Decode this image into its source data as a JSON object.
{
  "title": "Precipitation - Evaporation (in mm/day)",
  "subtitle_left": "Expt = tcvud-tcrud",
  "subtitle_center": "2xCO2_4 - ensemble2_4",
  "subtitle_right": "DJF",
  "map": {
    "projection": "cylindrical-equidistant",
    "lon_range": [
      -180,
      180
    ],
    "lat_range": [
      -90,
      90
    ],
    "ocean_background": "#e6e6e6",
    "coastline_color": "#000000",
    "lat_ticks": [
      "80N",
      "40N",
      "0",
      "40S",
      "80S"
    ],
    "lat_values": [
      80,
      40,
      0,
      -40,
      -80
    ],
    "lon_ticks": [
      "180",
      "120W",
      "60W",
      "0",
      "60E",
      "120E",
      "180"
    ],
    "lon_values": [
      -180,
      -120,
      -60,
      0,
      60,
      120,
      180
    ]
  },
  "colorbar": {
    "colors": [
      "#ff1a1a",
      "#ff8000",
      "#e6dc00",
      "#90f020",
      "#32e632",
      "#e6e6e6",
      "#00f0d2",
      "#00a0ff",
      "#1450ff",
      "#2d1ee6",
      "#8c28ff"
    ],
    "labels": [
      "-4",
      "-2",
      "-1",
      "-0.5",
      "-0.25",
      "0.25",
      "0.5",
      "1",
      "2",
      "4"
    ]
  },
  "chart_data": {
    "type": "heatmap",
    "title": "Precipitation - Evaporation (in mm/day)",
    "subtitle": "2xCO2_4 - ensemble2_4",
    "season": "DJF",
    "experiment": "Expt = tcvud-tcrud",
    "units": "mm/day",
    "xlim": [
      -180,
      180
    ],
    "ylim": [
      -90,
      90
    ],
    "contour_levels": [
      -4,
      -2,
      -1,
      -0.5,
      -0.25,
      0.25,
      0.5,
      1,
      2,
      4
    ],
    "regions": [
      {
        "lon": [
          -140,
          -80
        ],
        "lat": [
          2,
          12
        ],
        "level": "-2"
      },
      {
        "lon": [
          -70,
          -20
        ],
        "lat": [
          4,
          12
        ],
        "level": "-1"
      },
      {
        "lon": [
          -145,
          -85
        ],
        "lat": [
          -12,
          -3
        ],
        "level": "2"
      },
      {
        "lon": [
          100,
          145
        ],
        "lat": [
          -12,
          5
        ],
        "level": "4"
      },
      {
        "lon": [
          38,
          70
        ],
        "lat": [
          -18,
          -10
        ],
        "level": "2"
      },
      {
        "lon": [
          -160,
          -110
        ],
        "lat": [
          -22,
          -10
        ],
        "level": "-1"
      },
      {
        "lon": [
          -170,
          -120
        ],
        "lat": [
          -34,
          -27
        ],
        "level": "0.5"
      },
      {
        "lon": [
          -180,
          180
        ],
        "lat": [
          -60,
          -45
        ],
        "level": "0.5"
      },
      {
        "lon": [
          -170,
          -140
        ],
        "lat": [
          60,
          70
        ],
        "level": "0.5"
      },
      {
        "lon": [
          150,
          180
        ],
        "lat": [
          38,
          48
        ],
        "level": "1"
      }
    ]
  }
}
---------------
**GOAL**. Quote the material exactly, leaving nothing out.

**ANSWER FOR THIS EXERCISE**.
Decode this image into its source data as a JSON object.
{
  "title": "Precipitation - Evaporation (in mm/day)",
  "subtitle_left": "Expt = tcvud-tcrud",
  "subtitle_center": "2xCO2_4 - ensemble2_4",
  "subtitle_right": "DJF",
  "map": {
    "projection": "cylindrical-equidistant",
    "lon_range": [
      -180,
      180
    ],
    "lat_range": [
      -90,
      90
    ],
    "ocean_background": "#e6e6e6",
    "coastline_color": "#000000",
    "lat_ticks": [
      "80N",
      "40N",
      "0",
      "40S",
      "80S"
    ],
    "lat_values": [
      80,
      40,
      0,
      -40,
      -80
    ],
    "lon_ticks": [
      "180",
      "120W",
      "60W",
      "0",
      "60E",
      "120E",
      "180"
    ],
    "lon_values": [
      -180,
      -120,
      -60,
      0,
      60,
      120,
      180
    ]
  },
  "colorbar": {
    "colors": [
      "#ff1a1a",
      "#ff8000",
      "#e6dc00",
      "#90f020",
      "#32e632",
      "#e6e6e6",
      "#00f0d2",
      "#00a0ff",
      "#1450ff",
      "#2d1ee6",
      "#8c28ff"
    ],
    "labels": [
      "-4",
      "-2",
      "-1",
      "-0.5",
      "-0.25",
      "0.25",
      "0.5",
      "1",
      "2",
      "4"
    ]
  },
  "chart_data": {
    "type": "heatmap",
    "title": "Precipitation - Evaporation (in mm/day)",
    "subtitle": "2xCO2_4 - ensemble2_4",
    "season": "DJF",
    "experiment": "Expt = tcvud-tcrud",
    "units": "mm/day",
    "xlim": [
      -180,
      180
    ],
    "ylim": [
      -90,
      90
    ],
    "contour_levels": [
      -4,
      -2,
      -1,
      -0.5,
      -0.25,
      0.25,
      0.5,
      1,
      2,
      4
    ],
    "regions": [
      {
        "lon": [
          -140,
          -80
        ],
        "lat": [
          2,
          12
        ],
        "level": "-2"
      },
      {
        "lon": [
          -70,
          -20
        ],
        "lat": [
          4,
          12
        ],
        "level": "-1"
      },
      {
        "lon": [
          -145,
          -85
        ],
        "lat": [
          -12,
          -3
        ],
        "level": "2"
      },
      {
        "lon": [
          100,
          145
        ],
        "lat": [
          -12,
          5
        ],
        "level": "4"
      },
      {
        "lon": [
          38,
          70
        ],
        "lat": [
          -18,
          -10
        ],
        "level": "2"
      },
      {
        "lon": [
          -160,
          -110
        ],
        "lat": [
          -22,
          -10
        ],
        "level": "-1"
      },
      {
        "lon": [
          -170,
          -120
        ],
        "lat": [
          -34,
          -27
        ],
        "level": "0.5"
      },
      {
        "lon": [
          -180,
          180
        ],
        "lat": [
          -60,
          -45
        ],
        "level": "0.5"
      },
      {
        "lon": [
          -170,
          -140
        ],
        "lat": [
          60,
          70
        ],
        "level": "0.5"
      },
      {
        "lon": [
          150,
          180
        ],
        "lat": [
          38,
          48
        ],
        "level": "1"
      }
    ]
  }
}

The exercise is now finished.